• **Aim of the exercise**:
Using the records that follow, copy every line containing the word "Faqat".

• **Entries shown**:
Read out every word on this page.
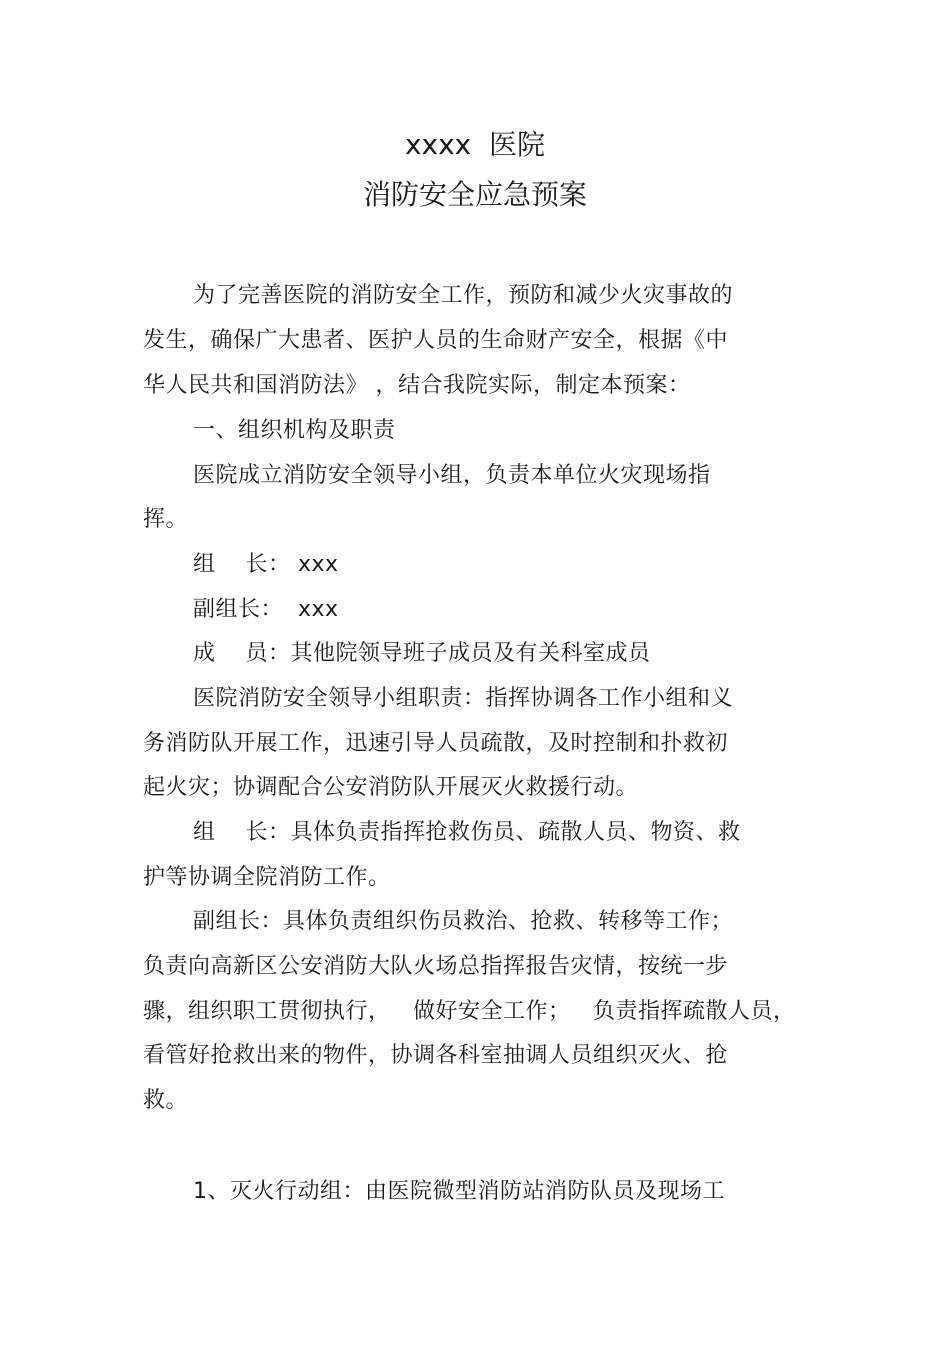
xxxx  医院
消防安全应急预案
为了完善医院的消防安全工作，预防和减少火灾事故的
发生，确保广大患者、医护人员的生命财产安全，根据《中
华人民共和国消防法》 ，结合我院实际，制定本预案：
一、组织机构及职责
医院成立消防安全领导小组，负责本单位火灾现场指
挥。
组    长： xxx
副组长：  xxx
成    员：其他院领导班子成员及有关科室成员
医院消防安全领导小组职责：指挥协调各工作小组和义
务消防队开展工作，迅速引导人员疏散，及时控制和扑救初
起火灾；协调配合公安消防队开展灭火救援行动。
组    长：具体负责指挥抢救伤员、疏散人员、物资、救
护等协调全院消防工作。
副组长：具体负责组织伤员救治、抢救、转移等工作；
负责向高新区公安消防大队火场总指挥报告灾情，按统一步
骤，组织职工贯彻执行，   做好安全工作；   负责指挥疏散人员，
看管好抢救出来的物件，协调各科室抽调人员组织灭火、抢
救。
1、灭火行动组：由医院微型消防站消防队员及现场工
* * *
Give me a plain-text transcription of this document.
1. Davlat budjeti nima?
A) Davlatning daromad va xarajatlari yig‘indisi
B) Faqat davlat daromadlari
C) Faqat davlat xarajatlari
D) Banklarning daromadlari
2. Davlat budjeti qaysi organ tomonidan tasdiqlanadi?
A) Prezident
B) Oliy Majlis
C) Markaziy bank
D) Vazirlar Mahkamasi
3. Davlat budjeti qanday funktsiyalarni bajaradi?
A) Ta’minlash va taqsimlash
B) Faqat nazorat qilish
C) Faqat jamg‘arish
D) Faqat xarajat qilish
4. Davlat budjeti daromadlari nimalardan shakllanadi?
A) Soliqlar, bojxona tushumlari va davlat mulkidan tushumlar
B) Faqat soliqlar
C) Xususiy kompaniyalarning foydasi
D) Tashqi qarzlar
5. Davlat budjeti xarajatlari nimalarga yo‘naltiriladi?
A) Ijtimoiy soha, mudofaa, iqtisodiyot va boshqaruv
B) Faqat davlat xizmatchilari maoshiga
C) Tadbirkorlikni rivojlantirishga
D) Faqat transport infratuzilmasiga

• **Exercise response**:
B) Faqat davlat daromadlari
C) Faqat davlat xarajatlari
B) Faqat nazorat qilish
C) Faqat jamg‘arish
D) Faqat xarajat qilish
B) Faqat soliqlar
B) Faqat davlat xizmatchilari maoshiga
D) Faqat transport infratuzilmasiga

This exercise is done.